- [Goal] Look through the records below, and copy out every line that holds the string "모닝스타".

- [Given information]

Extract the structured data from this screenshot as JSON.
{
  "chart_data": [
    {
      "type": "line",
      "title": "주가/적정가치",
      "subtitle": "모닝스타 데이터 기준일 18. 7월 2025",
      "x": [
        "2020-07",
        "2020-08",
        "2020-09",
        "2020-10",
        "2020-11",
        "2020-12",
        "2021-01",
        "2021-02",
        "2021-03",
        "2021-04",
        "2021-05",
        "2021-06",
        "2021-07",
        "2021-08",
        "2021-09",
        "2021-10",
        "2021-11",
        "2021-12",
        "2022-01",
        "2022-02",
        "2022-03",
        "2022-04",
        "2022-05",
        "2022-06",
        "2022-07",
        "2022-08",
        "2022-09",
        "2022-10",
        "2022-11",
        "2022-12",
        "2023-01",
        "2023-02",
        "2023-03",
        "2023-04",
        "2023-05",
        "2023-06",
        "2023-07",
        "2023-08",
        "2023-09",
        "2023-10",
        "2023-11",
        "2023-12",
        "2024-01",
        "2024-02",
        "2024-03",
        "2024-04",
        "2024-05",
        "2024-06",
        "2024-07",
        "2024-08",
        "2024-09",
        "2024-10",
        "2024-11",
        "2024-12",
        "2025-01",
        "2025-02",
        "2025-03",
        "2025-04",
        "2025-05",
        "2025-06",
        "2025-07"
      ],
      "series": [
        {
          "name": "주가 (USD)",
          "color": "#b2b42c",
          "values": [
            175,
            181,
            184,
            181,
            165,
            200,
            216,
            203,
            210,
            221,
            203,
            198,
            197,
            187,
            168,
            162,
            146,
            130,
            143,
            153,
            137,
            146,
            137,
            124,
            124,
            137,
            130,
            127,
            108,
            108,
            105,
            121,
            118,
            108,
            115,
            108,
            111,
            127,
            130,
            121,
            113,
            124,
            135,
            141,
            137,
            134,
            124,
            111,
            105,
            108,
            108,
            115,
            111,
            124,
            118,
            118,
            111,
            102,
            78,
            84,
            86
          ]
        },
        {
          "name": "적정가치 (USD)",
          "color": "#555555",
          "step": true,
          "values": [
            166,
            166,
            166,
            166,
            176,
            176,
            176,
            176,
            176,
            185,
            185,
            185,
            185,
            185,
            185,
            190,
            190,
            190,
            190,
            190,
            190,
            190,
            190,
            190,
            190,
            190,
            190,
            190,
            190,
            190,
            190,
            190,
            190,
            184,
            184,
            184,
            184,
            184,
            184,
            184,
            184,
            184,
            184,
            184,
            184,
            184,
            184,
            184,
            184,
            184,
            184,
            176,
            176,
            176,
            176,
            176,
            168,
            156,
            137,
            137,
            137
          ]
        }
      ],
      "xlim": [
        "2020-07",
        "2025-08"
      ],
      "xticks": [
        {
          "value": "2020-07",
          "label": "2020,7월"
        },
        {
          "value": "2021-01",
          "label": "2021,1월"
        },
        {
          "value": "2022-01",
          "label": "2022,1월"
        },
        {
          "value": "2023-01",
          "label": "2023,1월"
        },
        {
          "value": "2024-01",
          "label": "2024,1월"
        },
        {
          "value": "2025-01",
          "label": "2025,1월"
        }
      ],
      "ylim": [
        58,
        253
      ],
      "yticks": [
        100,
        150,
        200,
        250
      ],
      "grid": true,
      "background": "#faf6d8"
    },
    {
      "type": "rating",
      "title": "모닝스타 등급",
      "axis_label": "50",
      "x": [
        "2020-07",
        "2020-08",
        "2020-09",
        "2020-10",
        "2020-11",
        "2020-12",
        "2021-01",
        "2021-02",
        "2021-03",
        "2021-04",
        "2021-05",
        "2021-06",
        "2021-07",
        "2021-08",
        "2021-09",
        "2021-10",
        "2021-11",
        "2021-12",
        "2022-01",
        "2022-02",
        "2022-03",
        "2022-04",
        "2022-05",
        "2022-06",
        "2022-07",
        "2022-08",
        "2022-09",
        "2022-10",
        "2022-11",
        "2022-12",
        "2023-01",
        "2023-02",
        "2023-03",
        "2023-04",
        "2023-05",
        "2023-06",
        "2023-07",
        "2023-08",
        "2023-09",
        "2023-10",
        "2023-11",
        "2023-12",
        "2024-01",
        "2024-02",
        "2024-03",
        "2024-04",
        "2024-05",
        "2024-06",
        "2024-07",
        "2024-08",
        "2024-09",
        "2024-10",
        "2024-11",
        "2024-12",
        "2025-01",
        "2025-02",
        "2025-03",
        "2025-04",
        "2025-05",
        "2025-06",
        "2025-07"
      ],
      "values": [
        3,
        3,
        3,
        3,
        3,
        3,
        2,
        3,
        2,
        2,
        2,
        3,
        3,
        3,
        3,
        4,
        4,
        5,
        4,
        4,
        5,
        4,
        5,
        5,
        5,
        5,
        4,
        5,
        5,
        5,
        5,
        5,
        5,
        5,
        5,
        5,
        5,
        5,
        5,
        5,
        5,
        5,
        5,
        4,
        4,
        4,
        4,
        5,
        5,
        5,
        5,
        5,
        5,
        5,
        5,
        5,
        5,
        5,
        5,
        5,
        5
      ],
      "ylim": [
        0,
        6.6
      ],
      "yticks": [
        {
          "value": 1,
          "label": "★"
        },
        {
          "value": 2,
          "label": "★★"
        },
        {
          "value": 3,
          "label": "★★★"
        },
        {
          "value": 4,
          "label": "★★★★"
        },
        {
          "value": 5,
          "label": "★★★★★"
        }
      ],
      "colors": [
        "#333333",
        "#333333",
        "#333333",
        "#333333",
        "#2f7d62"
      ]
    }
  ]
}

- [Expected answer]
      "subtitle": "모닝스타 데이터 기준일 18. 7월 2025",
      "title": "모닝스타 등급",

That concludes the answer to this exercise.